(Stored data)
■ ■ ■

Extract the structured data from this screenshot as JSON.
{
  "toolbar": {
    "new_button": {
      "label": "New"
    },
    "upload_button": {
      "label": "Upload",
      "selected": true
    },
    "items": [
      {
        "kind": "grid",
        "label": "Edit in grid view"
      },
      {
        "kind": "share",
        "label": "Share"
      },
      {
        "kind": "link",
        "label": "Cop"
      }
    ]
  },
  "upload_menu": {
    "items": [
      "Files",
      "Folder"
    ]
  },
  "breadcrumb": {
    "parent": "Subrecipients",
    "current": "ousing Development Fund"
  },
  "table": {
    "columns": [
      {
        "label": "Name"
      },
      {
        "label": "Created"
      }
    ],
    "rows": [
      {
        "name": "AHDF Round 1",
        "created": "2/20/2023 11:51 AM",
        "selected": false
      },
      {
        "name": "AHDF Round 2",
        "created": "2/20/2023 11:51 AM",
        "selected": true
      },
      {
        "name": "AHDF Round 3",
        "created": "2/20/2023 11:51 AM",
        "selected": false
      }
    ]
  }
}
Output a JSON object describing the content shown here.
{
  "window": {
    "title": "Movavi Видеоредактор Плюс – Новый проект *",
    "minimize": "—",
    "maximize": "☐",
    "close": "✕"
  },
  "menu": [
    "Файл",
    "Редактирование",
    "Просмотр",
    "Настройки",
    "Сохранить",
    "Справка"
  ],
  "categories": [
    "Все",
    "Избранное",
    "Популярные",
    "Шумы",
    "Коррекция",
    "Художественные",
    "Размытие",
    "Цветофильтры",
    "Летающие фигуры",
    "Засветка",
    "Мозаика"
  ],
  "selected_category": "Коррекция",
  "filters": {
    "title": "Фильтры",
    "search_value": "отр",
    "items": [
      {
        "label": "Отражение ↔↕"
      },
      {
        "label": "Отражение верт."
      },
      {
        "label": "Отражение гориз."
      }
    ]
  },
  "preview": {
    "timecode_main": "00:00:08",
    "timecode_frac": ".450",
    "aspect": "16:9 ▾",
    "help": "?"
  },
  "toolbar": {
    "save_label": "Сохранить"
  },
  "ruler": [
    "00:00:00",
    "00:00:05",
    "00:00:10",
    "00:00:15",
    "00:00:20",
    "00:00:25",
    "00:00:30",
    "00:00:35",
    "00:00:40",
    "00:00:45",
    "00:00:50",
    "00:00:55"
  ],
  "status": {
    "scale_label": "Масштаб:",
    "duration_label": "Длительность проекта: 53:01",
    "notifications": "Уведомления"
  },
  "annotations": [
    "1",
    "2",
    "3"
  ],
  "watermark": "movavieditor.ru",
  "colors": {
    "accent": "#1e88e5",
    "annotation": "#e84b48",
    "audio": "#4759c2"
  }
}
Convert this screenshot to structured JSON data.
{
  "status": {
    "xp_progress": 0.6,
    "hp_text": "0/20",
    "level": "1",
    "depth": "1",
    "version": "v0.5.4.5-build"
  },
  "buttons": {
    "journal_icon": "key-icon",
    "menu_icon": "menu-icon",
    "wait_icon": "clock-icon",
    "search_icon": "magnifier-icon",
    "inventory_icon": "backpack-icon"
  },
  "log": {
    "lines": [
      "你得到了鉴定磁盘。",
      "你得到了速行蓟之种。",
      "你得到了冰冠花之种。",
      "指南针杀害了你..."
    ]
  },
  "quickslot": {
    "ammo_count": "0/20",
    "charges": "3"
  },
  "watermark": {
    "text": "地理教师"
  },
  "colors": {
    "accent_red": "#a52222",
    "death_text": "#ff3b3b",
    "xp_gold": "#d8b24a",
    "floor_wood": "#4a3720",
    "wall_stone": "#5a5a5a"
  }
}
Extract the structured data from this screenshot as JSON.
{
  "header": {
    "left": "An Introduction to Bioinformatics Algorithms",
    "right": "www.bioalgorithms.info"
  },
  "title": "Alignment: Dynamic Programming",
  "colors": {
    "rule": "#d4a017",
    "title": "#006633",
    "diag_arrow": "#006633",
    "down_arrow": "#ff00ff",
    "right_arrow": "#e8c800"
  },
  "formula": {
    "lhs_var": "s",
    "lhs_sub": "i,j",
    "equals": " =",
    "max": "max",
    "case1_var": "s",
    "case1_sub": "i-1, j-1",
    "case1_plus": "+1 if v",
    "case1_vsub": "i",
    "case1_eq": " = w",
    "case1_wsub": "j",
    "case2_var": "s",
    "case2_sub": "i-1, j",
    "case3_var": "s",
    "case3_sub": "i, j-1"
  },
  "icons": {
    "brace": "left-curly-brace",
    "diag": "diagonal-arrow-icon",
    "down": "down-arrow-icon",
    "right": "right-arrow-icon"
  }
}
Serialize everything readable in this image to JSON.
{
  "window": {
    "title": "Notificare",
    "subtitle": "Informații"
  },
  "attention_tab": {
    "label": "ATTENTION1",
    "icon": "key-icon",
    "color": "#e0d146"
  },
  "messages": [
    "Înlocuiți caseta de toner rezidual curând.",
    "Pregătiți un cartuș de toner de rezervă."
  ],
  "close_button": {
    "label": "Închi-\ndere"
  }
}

■ ■ ■

▶ **Work to be completed**:
Extract every line from the one containing "Serialize everything readable" to the end of the entries, including both of those lines, exactly as given and with nothing added.

▶ **The solution**:
Serialize everything readable in this image to JSON.
{
  "window": {
    "title": "Notificare",
    "subtitle": "Informații"
  },
  "attention_tab": {
    "label": "ATTENTION1",
    "icon": "key-icon",
    "color": "#e0d146"
  },
  "messages": [
    "Înlocuiți caseta de toner rezidual curând.",
    "Pregătiți un cartuș de toner de rezervă."
  ],
  "close_button": {
    "label": "Închi-\ndere"
  }
}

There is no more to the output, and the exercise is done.